Written request
Print the entire listing. Each line must match the original exactly.

★ ★ ★

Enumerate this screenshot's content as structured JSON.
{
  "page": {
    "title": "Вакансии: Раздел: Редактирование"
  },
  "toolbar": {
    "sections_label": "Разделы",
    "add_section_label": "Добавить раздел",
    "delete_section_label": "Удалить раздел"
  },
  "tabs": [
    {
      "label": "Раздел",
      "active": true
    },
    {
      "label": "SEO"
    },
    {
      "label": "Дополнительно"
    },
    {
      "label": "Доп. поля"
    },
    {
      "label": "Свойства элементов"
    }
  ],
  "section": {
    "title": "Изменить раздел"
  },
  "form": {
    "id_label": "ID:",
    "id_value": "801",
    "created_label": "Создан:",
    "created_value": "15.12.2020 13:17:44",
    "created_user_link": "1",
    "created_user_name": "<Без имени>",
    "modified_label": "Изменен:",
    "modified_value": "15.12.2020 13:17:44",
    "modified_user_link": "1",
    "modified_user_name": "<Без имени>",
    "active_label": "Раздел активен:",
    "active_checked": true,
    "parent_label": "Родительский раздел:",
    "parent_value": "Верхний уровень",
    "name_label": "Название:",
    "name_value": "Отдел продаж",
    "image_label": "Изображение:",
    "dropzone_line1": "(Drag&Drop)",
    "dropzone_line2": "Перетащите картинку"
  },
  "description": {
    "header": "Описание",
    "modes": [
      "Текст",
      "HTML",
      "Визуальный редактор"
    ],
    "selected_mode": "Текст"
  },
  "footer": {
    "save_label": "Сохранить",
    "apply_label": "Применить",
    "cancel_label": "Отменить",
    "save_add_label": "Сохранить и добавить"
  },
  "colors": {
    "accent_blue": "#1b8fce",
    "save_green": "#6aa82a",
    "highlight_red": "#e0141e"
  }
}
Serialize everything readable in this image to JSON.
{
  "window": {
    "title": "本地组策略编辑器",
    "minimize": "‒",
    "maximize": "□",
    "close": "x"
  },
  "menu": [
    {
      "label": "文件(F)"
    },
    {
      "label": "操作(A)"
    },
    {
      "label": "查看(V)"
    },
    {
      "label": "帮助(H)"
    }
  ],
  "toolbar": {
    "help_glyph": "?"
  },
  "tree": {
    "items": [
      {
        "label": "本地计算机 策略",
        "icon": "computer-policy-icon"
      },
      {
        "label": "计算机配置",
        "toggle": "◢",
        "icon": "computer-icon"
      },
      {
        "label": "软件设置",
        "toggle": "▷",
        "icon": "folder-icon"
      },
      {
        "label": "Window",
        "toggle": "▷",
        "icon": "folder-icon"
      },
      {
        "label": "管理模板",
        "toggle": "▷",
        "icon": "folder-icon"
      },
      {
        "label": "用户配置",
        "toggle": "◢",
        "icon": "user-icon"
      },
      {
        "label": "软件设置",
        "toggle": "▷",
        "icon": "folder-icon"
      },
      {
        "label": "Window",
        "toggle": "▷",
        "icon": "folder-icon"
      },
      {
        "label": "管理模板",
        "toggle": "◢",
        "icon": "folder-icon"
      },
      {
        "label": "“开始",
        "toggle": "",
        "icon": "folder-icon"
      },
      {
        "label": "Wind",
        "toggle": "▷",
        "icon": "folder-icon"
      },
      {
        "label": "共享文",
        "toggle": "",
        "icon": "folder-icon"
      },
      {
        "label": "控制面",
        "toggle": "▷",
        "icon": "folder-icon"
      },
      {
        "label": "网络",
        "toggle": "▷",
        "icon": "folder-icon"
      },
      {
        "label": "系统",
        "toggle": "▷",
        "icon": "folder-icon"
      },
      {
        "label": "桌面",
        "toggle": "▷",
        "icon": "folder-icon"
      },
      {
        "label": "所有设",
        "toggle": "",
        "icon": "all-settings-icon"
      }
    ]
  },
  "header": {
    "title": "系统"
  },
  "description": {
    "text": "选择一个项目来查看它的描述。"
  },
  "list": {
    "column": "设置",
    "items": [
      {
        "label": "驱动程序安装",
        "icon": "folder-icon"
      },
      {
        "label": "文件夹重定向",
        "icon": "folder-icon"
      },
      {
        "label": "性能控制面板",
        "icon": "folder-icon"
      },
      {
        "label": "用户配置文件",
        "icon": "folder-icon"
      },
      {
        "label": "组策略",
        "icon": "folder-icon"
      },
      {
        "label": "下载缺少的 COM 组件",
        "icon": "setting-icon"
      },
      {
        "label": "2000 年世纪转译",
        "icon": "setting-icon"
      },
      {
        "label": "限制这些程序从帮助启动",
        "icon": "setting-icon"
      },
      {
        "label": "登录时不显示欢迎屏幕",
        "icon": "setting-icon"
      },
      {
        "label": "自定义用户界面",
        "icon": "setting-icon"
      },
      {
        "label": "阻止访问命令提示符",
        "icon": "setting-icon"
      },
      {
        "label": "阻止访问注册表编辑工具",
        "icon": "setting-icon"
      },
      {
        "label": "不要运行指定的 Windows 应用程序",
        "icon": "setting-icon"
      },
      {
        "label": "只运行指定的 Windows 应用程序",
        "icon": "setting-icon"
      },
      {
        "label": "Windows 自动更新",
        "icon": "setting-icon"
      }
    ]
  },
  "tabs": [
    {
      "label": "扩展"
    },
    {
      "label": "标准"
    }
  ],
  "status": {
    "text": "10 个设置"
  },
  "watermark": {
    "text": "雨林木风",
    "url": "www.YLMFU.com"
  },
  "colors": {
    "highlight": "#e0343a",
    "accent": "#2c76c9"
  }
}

★ ★ ★

Full solution
Enumerate this screenshot's content as structured JSON.
{
  "page": {
    "title": "Вакансии: Раздел: Редактирование"
  },
  "toolbar": {
    "sections_label": "Разделы",
    "add_section_label": "Добавить раздел",
    "delete_section_label": "Удалить раздел"
  },
  "tabs": [
    {
      "label": "Раздел",
      "active": true
    },
    {
      "label": "SEO"
    },
    {
      "label": "Дополнительно"
    },
    {
      "label": "Доп. поля"
    },
    {
      "label": "Свойства элементов"
    }
  ],
  "section": {
    "title": "Изменить раздел"
  },
  "form": {
    "id_label": "ID:",
    "id_value": "801",
    "created_label": "Создан:",
    "created_value": "15.12.2020 13:17:44",
    "created_user_link": "1",
    "created_user_name": "<Без имени>",
    "modified_label": "Изменен:",
    "modified_value": "15.12.2020 13:17:44",
    "modified_user_link": "1",
    "modified_user_name": "<Без имени>",
    "active_label": "Раздел активен:",
    "active_checked": true,
    "parent_label": "Родительский раздел:",
    "parent_value": "Верхний уровень",
    "name_label": "Название:",
    "name_value": "Отдел продаж",
    "image_label": "Изображение:",
    "dropzone_line1": "(Drag&Drop)",
    "dropzone_line2": "Перетащите картинку"
  },
  "description": {
    "header": "Описание",
    "modes": [
      "Текст",
      "HTML",
      "Визуальный редактор"
    ],
    "selected_mode": "Текст"
  },
  "footer": {
    "save_label": "Сохранить",
    "apply_label": "Применить",
    "cancel_label": "Отменить",
    "save_add_label": "Сохранить и добавить"
  },
  "colors": {
    "accent_blue": "#1b8fce",
    "save_green": "#6aa82a",
    "highlight_red": "#e0141e"
  }
}
Serialize everything readable in this image to JSON.
{
  "window": {
    "title": "本地组策略编辑器",
    "minimize": "‒",
    "maximize": "□",
    "close": "x"
  },
  "menu": [
    {
      "label": "文件(F)"
    },
    {
      "label": "操作(A)"
    },
    {
      "label": "查看(V)"
    },
    {
      "label": "帮助(H)"
    }
  ],
  "toolbar": {
    "help_glyph": "?"
  },
  "tree": {
    "items": [
      {
        "label": "本地计算机 策略",
        "icon": "computer-policy-icon"
      },
      {
        "label": "计算机配置",
        "toggle": "◢",
        "icon": "computer-icon"
      },
      {
        "label": "软件设置",
        "toggle": "▷",
        "icon": "folder-icon"
      },
      {
        "label": "Window",
        "toggle": "▷",
        "icon": "folder-icon"
      },
      {
        "label": "管理模板",
        "toggle": "▷",
        "icon": "folder-icon"
      },
      {
        "label": "用户配置",
        "toggle": "◢",
        "icon": "user-icon"
      },
      {
        "label": "软件设置",
        "toggle": "▷",
        "icon": "folder-icon"
      },
      {
        "label": "Window",
        "toggle": "▷",
        "icon": "folder-icon"
      },
      {
        "label": "管理模板",
        "toggle": "◢",
        "icon": "folder-icon"
      },
      {
        "label": "“开始",
        "toggle": "",
        "icon": "folder-icon"
      },
      {
        "label": "Wind",
        "toggle": "▷",
        "icon": "folder-icon"
      },
      {
        "label": "共享文",
        "toggle": "",
        "icon": "folder-icon"
      },
      {
        "label": "控制面",
        "toggle": "▷",
        "icon": "folder-icon"
      },
      {
        "label": "网络",
        "toggle": "▷",
        "icon": "folder-icon"
      },
      {
        "label": "系统",
        "toggle": "▷",
        "icon": "folder-icon"
      },
      {
        "label": "桌面",
        "toggle": "▷",
        "icon": "folder-icon"
      },
      {
        "label": "所有设",
        "toggle": "",
        "icon": "all-settings-icon"
      }
    ]
  },
  "header": {
    "title": "系统"
  },
  "description": {
    "text": "选择一个项目来查看它的描述。"
  },
  "list": {
    "column": "设置",
    "items": [
      {
        "label": "驱动程序安装",
        "icon": "folder-icon"
      },
      {
        "label": "文件夹重定向",
        "icon": "folder-icon"
      },
      {
        "label": "性能控制面板",
        "icon": "folder-icon"
      },
      {
        "label": "用户配置文件",
        "icon": "folder-icon"
      },
      {
        "label": "组策略",
        "icon": "folder-icon"
      },
      {
        "label": "下载缺少的 COM 组件",
        "icon": "setting-icon"
      },
      {
        "label": "2000 年世纪转译",
        "icon": "setting-icon"
      },
      {
        "label": "限制这些程序从帮助启动",
        "icon": "setting-icon"
      },
      {
        "label": "登录时不显示欢迎屏幕",
        "icon": "setting-icon"
      },
      {
        "label": "自定义用户界面",
        "icon": "setting-icon"
      },
      {
        "label": "阻止访问命令提示符",
        "icon": "setting-icon"
      },
      {
        "label": "阻止访问注册表编辑工具",
        "icon": "setting-icon"
      },
      {
        "label": "不要运行指定的 Windows 应用程序",
        "icon": "setting-icon"
      },
      {
        "label": "只运行指定的 Windows 应用程序",
        "icon": "setting-icon"
      },
      {
        "label": "Windows 自动更新",
        "icon": "setting-icon"
      }
    ]
  },
  "tabs": [
    {
      "label": "扩展"
    },
    {
      "label": "标准"
    }
  ],
  "status": {
    "text": "10 个设置"
  },
  "watermark": {
    "text": "雨林木风",
    "url": "www.YLMFU.com"
  },
  "colors": {
    "highlight": "#e0343a",
    "accent": "#2c76c9"
  }
}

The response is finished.